### Job
Check each line of the listing for the string "name", count the lines that have it, and answer with that number only.
======== Input data
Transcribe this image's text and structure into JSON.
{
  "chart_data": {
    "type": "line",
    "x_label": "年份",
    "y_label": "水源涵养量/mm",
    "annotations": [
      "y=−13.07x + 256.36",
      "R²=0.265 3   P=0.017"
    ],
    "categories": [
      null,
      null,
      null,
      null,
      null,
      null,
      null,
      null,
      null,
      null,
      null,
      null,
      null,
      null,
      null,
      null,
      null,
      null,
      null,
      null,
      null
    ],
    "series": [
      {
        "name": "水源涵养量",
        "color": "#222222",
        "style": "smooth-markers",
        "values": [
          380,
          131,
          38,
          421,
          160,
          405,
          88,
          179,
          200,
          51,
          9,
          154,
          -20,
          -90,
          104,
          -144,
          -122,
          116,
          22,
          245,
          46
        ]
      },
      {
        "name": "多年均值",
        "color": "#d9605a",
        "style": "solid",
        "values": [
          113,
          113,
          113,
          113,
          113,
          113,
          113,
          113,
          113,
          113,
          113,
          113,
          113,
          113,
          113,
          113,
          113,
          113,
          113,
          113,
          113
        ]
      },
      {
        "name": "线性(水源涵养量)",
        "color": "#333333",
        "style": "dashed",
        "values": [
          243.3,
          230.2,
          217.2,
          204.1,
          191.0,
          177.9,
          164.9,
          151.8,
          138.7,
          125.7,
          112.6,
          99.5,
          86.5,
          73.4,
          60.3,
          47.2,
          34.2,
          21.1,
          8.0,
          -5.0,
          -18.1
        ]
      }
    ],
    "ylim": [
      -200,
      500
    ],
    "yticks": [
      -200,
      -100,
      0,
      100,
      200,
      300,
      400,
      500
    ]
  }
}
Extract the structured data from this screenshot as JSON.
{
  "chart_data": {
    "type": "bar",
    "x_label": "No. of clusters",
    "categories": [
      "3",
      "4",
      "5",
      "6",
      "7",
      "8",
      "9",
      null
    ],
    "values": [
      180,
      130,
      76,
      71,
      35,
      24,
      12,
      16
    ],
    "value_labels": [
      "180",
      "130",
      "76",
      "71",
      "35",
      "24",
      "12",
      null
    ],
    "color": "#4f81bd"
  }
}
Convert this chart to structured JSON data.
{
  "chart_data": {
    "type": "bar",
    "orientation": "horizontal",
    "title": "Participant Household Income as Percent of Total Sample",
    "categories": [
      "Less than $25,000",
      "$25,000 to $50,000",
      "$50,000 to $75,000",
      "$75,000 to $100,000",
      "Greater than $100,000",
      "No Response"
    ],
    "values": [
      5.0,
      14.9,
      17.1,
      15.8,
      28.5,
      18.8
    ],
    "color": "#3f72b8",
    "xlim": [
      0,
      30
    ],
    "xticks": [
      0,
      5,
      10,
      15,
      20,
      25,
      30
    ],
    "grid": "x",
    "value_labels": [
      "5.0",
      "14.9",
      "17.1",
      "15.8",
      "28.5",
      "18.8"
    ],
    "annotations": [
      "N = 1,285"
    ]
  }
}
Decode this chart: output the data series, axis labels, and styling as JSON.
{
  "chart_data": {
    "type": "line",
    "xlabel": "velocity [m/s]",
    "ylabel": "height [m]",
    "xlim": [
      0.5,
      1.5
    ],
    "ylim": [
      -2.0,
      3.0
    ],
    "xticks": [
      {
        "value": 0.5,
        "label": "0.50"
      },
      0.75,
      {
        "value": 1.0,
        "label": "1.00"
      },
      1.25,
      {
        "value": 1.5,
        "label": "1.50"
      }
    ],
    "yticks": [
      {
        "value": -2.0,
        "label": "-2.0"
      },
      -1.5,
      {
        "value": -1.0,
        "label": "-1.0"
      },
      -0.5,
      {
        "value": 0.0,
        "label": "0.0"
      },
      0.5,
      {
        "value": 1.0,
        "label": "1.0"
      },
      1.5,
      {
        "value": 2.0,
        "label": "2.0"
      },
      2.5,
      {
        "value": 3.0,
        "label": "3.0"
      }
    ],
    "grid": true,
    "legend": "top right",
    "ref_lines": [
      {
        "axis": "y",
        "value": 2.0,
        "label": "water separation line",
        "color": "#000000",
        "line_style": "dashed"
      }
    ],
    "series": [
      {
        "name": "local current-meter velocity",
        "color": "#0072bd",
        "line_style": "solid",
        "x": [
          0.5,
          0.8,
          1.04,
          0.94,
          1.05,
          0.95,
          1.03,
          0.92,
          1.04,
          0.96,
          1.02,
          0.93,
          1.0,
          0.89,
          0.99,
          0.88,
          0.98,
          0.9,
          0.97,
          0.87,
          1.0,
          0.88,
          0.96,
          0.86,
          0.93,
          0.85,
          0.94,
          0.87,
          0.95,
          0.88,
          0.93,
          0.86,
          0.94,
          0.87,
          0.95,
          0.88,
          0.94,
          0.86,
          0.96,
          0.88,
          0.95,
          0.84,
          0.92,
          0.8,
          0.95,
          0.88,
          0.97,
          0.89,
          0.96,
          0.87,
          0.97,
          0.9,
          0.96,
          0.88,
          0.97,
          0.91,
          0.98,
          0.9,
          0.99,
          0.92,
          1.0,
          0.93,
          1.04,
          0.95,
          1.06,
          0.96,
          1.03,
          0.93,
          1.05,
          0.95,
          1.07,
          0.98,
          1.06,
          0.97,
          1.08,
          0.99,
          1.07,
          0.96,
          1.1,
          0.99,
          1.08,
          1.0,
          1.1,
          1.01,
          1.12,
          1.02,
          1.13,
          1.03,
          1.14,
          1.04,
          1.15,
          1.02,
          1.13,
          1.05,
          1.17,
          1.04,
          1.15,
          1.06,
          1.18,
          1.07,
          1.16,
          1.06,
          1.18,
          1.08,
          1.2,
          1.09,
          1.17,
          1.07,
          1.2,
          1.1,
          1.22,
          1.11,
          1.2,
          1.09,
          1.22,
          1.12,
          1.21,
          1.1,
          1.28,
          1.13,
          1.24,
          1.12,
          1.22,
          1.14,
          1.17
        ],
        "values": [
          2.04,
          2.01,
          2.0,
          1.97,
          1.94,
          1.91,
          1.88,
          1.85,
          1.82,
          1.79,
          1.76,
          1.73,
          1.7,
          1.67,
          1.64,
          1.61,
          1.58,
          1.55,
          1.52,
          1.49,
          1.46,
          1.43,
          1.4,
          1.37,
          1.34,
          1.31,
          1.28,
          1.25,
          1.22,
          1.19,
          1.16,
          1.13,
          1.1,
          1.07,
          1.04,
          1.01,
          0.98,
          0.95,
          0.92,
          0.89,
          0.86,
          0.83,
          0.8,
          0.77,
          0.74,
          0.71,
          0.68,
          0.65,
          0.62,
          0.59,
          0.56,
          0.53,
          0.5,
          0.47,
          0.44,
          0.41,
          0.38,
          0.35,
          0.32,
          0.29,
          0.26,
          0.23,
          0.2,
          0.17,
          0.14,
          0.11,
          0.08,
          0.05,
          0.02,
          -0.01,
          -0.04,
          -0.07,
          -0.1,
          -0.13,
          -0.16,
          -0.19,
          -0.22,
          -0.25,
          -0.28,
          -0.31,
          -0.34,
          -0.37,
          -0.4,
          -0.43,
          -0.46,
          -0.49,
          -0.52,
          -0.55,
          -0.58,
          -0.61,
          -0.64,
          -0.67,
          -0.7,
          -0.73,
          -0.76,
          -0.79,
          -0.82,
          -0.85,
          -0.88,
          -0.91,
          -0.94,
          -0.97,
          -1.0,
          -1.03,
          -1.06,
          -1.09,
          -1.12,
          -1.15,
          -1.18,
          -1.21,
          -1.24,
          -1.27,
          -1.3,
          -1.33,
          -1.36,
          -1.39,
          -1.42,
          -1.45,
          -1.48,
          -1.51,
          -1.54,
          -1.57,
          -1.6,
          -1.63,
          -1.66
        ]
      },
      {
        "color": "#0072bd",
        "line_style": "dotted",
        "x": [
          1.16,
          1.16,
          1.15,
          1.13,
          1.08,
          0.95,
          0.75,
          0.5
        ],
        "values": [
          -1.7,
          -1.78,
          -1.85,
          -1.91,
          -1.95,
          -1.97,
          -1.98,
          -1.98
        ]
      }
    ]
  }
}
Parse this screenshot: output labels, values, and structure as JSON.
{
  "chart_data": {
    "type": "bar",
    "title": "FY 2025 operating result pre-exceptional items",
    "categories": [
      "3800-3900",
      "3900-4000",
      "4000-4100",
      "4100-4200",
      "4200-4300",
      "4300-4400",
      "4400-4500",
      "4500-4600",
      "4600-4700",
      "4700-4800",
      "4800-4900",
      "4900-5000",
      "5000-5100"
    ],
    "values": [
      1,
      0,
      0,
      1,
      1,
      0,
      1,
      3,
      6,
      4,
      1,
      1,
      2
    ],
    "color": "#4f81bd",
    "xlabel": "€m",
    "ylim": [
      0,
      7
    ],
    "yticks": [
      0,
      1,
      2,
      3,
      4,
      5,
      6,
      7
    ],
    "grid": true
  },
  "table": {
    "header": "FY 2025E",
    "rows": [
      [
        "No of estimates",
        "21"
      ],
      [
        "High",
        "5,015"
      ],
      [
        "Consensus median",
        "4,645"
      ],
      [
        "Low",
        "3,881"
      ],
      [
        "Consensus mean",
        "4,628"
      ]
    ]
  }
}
================
### Final answer
4